Look over the entries that follow and work out how many lines contain "color". State the number only.

Items from a figure collection
◆ ◆ ◆ ◆

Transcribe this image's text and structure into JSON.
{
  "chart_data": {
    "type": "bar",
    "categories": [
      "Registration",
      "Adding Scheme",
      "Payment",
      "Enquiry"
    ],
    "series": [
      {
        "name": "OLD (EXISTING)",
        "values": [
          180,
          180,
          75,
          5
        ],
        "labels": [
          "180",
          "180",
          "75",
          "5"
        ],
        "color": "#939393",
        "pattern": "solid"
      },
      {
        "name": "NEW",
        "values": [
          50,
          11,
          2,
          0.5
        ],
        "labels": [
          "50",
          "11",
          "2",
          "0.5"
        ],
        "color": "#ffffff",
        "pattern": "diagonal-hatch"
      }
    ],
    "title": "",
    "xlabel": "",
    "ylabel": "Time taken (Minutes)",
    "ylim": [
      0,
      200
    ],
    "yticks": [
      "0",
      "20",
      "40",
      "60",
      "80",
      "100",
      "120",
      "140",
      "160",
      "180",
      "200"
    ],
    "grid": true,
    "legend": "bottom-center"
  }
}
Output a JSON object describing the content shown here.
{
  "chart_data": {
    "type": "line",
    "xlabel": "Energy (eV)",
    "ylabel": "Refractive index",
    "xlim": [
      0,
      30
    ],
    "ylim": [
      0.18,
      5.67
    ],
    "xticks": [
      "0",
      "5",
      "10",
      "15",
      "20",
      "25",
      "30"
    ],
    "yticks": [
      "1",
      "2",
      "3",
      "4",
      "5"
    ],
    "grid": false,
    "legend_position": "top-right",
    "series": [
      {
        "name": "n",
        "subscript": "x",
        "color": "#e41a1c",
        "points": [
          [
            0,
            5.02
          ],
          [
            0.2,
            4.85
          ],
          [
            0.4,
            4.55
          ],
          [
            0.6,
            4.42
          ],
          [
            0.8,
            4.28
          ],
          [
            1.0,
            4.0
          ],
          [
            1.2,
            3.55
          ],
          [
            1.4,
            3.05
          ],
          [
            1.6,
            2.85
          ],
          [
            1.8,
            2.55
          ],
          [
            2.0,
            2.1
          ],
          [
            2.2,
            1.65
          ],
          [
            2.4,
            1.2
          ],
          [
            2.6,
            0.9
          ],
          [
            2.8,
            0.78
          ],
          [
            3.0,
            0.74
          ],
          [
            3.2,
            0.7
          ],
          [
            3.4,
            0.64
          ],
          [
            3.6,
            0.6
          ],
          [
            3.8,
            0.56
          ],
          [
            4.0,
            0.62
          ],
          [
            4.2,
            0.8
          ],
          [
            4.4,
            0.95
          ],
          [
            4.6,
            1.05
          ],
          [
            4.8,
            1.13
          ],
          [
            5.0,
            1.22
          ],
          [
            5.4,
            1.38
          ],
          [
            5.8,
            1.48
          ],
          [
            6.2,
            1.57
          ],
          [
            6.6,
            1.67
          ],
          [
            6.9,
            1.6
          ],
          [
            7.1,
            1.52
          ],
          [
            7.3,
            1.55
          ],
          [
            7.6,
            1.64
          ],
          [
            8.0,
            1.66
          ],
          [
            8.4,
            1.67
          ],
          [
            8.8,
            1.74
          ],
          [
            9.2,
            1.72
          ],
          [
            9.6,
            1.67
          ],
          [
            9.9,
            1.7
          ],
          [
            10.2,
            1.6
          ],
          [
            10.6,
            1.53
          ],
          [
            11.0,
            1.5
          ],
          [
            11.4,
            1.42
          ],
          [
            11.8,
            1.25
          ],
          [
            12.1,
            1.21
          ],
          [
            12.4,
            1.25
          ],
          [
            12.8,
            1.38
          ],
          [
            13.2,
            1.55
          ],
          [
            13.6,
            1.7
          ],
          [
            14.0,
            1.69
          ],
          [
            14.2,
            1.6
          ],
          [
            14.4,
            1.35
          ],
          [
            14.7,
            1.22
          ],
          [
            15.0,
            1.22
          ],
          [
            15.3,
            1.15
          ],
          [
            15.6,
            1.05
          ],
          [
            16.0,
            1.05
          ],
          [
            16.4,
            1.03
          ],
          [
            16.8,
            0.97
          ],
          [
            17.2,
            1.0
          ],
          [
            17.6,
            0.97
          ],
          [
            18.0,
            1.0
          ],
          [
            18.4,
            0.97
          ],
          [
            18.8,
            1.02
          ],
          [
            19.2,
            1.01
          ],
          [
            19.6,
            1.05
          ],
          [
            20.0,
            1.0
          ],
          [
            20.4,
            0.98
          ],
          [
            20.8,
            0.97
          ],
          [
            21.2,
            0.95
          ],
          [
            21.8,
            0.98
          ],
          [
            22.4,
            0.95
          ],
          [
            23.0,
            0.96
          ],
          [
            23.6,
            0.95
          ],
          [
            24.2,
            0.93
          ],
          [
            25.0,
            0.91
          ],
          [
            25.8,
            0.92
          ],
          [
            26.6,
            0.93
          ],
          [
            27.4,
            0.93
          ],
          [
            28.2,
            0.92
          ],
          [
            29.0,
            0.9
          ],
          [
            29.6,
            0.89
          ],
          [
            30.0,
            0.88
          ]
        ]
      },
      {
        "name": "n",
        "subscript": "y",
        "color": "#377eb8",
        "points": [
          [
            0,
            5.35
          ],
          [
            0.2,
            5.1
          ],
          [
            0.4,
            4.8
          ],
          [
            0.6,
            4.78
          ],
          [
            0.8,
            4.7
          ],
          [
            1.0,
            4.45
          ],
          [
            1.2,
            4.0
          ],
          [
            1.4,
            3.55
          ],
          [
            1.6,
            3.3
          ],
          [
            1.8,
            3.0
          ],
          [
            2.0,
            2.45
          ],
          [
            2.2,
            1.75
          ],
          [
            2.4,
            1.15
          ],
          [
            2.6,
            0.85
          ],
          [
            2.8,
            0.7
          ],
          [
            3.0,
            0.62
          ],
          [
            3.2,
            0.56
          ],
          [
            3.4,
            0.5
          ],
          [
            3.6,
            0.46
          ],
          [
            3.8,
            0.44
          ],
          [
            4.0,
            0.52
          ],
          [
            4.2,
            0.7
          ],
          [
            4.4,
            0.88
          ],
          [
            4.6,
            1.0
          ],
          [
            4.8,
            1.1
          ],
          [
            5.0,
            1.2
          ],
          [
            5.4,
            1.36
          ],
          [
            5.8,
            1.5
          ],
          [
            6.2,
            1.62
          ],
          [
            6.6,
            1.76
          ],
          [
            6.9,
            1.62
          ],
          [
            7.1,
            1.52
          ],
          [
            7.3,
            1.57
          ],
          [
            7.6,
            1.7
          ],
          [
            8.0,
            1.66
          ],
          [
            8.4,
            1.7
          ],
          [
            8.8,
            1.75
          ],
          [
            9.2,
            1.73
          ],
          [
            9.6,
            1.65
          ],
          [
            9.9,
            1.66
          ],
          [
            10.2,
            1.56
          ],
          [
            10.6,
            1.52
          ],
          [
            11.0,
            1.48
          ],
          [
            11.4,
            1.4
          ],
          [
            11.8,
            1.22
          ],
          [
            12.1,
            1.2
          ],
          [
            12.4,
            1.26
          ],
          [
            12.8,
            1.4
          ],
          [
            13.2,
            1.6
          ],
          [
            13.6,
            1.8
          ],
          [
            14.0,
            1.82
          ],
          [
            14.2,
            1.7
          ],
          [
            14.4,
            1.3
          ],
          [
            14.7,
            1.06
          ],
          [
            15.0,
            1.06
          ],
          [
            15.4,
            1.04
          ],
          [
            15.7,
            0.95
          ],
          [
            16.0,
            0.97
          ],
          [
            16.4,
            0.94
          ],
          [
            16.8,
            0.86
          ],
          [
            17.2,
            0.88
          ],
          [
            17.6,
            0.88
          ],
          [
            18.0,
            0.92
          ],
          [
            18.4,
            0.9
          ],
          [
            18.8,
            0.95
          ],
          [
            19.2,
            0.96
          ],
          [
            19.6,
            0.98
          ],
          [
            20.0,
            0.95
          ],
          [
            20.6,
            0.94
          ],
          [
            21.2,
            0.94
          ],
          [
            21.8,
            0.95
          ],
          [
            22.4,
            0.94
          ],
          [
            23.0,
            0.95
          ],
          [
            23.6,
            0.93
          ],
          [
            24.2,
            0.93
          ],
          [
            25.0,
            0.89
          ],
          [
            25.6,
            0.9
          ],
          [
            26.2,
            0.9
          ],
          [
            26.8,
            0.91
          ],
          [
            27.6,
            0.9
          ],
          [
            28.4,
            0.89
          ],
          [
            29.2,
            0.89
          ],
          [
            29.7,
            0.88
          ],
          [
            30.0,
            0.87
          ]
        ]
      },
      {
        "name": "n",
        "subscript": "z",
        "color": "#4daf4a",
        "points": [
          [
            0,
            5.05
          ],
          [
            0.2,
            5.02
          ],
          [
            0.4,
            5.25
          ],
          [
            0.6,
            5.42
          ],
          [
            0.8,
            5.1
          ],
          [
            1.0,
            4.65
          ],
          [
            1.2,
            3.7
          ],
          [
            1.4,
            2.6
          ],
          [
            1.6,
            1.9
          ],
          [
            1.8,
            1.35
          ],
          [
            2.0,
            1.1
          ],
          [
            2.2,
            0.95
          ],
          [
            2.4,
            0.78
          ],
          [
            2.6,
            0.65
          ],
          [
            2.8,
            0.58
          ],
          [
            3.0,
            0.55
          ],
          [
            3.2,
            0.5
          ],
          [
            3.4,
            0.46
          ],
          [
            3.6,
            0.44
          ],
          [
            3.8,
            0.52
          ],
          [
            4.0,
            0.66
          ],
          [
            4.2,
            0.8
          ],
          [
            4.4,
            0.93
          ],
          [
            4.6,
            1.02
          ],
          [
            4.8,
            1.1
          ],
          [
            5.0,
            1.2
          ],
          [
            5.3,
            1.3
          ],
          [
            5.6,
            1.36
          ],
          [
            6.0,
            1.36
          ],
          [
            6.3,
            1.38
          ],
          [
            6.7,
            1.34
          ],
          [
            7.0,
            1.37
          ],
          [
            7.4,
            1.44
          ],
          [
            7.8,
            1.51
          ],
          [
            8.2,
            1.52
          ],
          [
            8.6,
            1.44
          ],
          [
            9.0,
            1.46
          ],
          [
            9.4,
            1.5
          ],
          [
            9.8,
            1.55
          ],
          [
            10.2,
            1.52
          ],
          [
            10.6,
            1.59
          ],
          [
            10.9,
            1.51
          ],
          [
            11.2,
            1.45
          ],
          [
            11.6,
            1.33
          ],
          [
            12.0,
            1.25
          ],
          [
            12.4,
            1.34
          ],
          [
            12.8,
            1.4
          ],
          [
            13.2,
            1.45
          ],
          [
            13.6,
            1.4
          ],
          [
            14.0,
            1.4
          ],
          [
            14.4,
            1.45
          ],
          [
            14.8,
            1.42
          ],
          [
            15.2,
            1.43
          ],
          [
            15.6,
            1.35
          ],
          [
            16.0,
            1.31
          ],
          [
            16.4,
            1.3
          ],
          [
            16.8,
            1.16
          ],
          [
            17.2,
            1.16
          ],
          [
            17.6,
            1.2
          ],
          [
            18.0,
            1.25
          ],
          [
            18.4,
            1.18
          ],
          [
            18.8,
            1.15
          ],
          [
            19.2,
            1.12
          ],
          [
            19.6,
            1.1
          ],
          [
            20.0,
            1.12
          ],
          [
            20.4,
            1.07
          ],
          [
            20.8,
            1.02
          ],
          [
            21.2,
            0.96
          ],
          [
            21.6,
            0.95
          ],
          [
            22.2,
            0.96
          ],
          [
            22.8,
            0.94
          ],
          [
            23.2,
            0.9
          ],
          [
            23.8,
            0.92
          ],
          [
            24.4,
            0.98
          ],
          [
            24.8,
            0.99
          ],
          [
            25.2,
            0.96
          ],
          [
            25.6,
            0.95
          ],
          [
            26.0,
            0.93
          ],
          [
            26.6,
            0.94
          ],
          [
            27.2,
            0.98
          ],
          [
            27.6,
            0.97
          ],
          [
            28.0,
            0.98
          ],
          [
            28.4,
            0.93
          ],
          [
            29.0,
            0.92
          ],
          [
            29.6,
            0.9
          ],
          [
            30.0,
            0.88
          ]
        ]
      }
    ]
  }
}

◆ ◆ ◆ ◆

## [Response below]
5